Exercise aim
Retype all of the entries word for word.

==== Records provided

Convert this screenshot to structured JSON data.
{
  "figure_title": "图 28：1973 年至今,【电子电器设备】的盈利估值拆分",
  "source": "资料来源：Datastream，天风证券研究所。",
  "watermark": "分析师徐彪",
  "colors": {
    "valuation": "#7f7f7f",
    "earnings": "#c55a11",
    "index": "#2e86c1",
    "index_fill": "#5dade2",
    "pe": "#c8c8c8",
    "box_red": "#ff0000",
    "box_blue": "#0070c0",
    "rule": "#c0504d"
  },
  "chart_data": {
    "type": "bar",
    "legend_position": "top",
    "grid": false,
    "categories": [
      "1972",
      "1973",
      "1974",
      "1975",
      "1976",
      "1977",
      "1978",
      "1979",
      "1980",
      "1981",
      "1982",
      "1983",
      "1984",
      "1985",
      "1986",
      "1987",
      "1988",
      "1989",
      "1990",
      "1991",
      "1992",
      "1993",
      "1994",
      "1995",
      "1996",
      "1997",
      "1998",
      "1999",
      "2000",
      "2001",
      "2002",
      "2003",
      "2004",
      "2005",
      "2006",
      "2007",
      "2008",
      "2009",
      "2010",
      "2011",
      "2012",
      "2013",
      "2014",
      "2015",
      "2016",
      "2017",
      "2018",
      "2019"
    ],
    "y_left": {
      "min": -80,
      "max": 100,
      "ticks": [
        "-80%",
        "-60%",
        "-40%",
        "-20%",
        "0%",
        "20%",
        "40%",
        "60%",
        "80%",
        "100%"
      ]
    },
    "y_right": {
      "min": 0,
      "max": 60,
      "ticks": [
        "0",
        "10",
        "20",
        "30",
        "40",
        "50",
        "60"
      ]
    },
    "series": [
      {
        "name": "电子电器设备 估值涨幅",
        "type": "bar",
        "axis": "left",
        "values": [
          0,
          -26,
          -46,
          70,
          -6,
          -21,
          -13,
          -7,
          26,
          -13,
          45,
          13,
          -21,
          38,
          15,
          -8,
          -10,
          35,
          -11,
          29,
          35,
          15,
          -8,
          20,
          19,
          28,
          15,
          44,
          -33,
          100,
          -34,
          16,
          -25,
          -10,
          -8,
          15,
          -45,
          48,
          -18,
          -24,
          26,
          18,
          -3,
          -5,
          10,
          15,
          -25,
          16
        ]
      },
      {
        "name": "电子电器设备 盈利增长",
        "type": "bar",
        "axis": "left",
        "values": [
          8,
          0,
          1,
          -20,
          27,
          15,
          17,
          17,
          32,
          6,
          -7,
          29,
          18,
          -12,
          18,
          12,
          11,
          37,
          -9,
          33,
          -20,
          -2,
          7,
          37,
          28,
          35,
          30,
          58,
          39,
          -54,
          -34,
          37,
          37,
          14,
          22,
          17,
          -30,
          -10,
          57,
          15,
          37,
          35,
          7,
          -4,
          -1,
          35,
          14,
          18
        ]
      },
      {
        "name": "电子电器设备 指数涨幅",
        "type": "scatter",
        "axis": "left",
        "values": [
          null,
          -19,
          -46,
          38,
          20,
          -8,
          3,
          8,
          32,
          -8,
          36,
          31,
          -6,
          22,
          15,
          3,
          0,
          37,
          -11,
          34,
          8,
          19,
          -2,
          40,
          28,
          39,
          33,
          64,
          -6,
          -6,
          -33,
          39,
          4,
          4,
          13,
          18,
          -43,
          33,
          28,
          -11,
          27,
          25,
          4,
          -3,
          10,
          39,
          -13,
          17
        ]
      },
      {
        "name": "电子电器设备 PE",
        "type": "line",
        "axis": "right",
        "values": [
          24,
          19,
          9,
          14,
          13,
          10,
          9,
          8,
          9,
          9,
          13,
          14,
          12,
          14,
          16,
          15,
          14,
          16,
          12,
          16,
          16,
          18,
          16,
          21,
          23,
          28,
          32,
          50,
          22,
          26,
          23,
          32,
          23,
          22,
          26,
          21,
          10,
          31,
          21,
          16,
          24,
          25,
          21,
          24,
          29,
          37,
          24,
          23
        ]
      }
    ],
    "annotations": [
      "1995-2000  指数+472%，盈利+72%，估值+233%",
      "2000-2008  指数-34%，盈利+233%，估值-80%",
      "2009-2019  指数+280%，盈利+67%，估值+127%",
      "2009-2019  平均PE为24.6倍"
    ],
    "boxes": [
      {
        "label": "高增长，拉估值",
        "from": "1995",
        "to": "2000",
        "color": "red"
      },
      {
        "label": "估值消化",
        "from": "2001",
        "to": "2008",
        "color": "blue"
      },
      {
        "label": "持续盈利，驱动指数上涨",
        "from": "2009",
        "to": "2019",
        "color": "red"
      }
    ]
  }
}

========

The result
Convert this screenshot to structured JSON data.
{
  "figure_title": "图 28：1973 年至今,【电子电器设备】的盈利估值拆分",
  "source": "资料来源：Datastream，天风证券研究所。",
  "watermark": "分析师徐彪",
  "colors": {
    "valuation": "#7f7f7f",
    "earnings": "#c55a11",
    "index": "#2e86c1",
    "index_fill": "#5dade2",
    "pe": "#c8c8c8",
    "box_red": "#ff0000",
    "box_blue": "#0070c0",
    "rule": "#c0504d"
  },
  "chart_data": {
    "type": "bar",
    "legend_position": "top",
    "grid": false,
    "categories": [
      "1972",
      "1973",
      "1974",
      "1975",
      "1976",
      "1977",
      "1978",
      "1979",
      "1980",
      "1981",
      "1982",
      "1983",
      "1984",
      "1985",
      "1986",
      "1987",
      "1988",
      "1989",
      "1990",
      "1991",
      "1992",
      "1993",
      "1994",
      "1995",
      "1996",
      "1997",
      "1998",
      "1999",
      "2000",
      "2001",
      "2002",
      "2003",
      "2004",
      "2005",
      "2006",
      "2007",
      "2008",
      "2009",
      "2010",
      "2011",
      "2012",
      "2013",
      "2014",
      "2015",
      "2016",
      "2017",
      "2018",
      "2019"
    ],
    "y_left": {
      "min": -80,
      "max": 100,
      "ticks": [
        "-80%",
        "-60%",
        "-40%",
        "-20%",
        "0%",
        "20%",
        "40%",
        "60%",
        "80%",
        "100%"
      ]
    },
    "y_right": {
      "min": 0,
      "max": 60,
      "ticks": [
        "0",
        "10",
        "20",
        "30",
        "40",
        "50",
        "60"
      ]
    },
    "series": [
      {
        "name": "电子电器设备 估值涨幅",
        "type": "bar",
        "axis": "left",
        "values": [
          0,
          -26,
          -46,
          70,
          -6,
          -21,
          -13,
          -7,
          26,
          -13,
          45,
          13,
          -21,
          38,
          15,
          -8,
          -10,
          35,
          -11,
          29,
          35,
          15,
          -8,
          20,
          19,
          28,
          15,
          44,
          -33,
          100,
          -34,
          16,
          -25,
          -10,
          -8,
          15,
          -45,
          48,
          -18,
          -24,
          26,
          18,
          -3,
          -5,
          10,
          15,
          -25,
          16
        ]
      },
      {
        "name": "电子电器设备 盈利增长",
        "type": "bar",
        "axis": "left",
        "values": [
          8,
          0,
          1,
          -20,
          27,
          15,
          17,
          17,
          32,
          6,
          -7,
          29,
          18,
          -12,
          18,
          12,
          11,
          37,
          -9,
          33,
          -20,
          -2,
          7,
          37,
          28,
          35,
          30,
          58,
          39,
          -54,
          -34,
          37,
          37,
          14,
          22,
          17,
          -30,
          -10,
          57,
          15,
          37,
          35,
          7,
          -4,
          -1,
          35,
          14,
          18
        ]
      },
      {
        "name": "电子电器设备 指数涨幅",
        "type": "scatter",
        "axis": "left",
        "values": [
          null,
          -19,
          -46,
          38,
          20,
          -8,
          3,
          8,
          32,
          -8,
          36,
          31,
          -6,
          22,
          15,
          3,
          0,
          37,
          -11,
          34,
          8,
          19,
          -2,
          40,
          28,
          39,
          33,
          64,
          -6,
          -6,
          -33,
          39,
          4,
          4,
          13,
          18,
          -43,
          33,
          28,
          -11,
          27,
          25,
          4,
          -3,
          10,
          39,
          -13,
          17
        ]
      },
      {
        "name": "电子电器设备 PE",
        "type": "line",
        "axis": "right",
        "values": [
          24,
          19,
          9,
          14,
          13,
          10,
          9,
          8,
          9,
          9,
          13,
          14,
          12,
          14,
          16,
          15,
          14,
          16,
          12,
          16,
          16,
          18,
          16,
          21,
          23,
          28,
          32,
          50,
          22,
          26,
          23,
          32,
          23,
          22,
          26,
          21,
          10,
          31,
          21,
          16,
          24,
          25,
          21,
          24,
          29,
          37,
          24,
          23
        ]
      }
    ],
    "annotations": [
      "1995-2000  指数+472%，盈利+72%，估值+233%",
      "2000-2008  指数-34%，盈利+233%，估值-80%",
      "2009-2019  指数+280%，盈利+67%，估值+127%",
      "2009-2019  平均PE为24.6倍"
    ],
    "boxes": [
      {
        "label": "高增长，拉估值",
        "from": "1995",
        "to": "2000",
        "color": "red"
      },
      {
        "label": "估值消化",
        "from": "2001",
        "to": "2008",
        "color": "blue"
      },
      {
        "label": "持续盈利，驱动指数上涨",
        "from": "2009",
        "to": "2019",
        "color": "red"
      }
    ]
  }
}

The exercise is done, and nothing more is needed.